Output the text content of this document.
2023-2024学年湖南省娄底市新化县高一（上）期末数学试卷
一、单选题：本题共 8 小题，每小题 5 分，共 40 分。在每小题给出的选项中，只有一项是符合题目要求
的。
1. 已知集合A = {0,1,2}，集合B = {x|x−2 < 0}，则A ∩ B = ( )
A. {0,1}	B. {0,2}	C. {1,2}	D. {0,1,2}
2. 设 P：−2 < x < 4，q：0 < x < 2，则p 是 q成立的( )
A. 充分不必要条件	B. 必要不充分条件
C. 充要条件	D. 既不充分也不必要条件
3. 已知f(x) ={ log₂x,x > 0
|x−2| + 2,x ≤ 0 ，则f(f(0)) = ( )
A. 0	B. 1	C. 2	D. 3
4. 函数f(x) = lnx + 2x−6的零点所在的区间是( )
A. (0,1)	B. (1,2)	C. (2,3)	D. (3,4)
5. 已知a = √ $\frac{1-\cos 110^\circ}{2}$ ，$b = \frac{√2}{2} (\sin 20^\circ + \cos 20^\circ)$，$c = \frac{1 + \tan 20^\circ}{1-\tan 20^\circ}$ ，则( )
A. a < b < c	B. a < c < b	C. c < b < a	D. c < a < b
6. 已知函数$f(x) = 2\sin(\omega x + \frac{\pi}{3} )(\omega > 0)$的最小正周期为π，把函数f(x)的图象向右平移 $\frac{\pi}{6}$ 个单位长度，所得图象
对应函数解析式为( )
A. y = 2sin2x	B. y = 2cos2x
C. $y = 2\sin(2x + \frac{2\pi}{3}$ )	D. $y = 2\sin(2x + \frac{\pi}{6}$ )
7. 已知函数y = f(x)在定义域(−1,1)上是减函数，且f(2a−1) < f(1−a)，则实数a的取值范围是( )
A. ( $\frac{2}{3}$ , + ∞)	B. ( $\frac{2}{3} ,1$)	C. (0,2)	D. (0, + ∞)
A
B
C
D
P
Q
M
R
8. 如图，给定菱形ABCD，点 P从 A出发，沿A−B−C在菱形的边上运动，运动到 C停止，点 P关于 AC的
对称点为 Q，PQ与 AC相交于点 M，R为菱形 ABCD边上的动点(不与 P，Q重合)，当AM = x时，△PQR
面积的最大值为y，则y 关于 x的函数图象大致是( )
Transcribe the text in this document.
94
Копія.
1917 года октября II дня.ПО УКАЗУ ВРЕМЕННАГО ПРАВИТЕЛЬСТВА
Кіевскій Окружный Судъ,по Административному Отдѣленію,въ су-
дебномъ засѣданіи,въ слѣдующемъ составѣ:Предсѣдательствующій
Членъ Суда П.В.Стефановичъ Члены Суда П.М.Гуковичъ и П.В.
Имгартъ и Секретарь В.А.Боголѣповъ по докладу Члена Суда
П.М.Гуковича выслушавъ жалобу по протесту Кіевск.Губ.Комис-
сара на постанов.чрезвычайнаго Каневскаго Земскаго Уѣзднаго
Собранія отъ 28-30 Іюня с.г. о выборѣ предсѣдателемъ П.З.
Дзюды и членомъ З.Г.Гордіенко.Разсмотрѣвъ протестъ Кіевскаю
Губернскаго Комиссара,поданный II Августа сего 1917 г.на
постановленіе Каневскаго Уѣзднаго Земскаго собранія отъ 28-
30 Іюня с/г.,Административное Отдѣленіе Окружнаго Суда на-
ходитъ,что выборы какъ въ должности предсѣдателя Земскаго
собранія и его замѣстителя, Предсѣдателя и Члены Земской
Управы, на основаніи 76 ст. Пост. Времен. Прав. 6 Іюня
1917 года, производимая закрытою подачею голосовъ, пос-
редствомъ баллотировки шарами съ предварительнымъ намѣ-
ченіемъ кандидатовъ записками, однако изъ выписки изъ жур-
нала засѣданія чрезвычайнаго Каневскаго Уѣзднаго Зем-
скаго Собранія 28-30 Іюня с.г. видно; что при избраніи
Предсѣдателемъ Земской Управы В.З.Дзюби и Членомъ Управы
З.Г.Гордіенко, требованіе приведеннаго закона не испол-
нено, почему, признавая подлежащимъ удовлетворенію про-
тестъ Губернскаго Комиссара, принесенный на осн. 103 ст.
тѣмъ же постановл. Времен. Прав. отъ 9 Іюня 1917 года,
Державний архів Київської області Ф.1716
========
Work to do - Copy out each line in the preceding records that contains "чрезвычайнаго".

Reply to the task -
сара на постанов.чрезвычайнаго Каневскаго Земскаго Уѣзднаго
нала засѣданія чрезвычайнаго Каневскаго Уѣзднаго Зем-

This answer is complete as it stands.